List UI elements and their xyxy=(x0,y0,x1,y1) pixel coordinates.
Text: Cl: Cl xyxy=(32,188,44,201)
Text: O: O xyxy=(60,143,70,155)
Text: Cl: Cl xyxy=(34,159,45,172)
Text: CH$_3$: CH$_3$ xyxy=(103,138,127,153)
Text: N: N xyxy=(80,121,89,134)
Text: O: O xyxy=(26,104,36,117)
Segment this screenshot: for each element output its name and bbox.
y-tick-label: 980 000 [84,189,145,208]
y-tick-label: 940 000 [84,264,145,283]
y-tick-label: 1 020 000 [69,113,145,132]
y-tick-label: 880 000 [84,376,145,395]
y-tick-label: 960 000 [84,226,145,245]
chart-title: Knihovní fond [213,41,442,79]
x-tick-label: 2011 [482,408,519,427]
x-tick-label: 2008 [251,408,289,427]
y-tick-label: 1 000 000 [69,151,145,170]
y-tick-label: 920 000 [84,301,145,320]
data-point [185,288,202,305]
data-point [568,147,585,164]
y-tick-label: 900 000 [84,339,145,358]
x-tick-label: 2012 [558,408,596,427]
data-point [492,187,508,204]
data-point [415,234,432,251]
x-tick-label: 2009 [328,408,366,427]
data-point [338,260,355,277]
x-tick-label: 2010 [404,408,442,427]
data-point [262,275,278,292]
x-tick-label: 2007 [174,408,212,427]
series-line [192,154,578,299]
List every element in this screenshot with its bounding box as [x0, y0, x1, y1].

- - - - -

EXERCISE REQUIREMENTS: Print all of the entries above again, unchanged and in the same order.

TASK RESPONSE:
List UI elements and their xyxy=(x0,y0,x1,y1) pixel coordinates.
Text: Cl: Cl xyxy=(32,188,44,201)
Text: O: O xyxy=(60,143,70,155)
Text: Cl: Cl xyxy=(34,159,45,172)
Text: CH$_3$: CH$_3$ xyxy=(103,138,127,153)
Text: N: N xyxy=(80,121,89,134)
Text: O: O xyxy=(26,104,36,117)
Segment this screenshot: for each element output its name and bbox.
y-tick-label: 980 000 [84,189,145,208]
y-tick-label: 940 000 [84,264,145,283]
y-tick-label: 1 020 000 [69,113,145,132]
y-tick-label: 880 000 [84,376,145,395]
y-tick-label: 960 000 [84,226,145,245]
chart-title: Knihovní fond [213,41,442,79]
x-tick-label: 2011 [482,408,519,427]
x-tick-label: 2008 [251,408,289,427]
y-tick-label: 1 000 000 [69,151,145,170]
y-tick-label: 920 000 [84,301,145,320]
data-point [185,288,202,305]
data-point [568,147,585,164]
y-tick-label: 900 000 [84,339,145,358]
x-tick-label: 2012 [558,408,596,427]
data-point [492,187,508,204]
data-point [415,234,432,251]
x-tick-label: 2009 [328,408,366,427]
data-point [338,260,355,277]
x-tick-label: 2010 [404,408,442,427]
data-point [262,275,278,292]
x-tick-label: 2007 [174,408,212,427]
series-line [192,154,578,299]
List every element in this screenshot with its bounding box as [x0, y0, x1, y1].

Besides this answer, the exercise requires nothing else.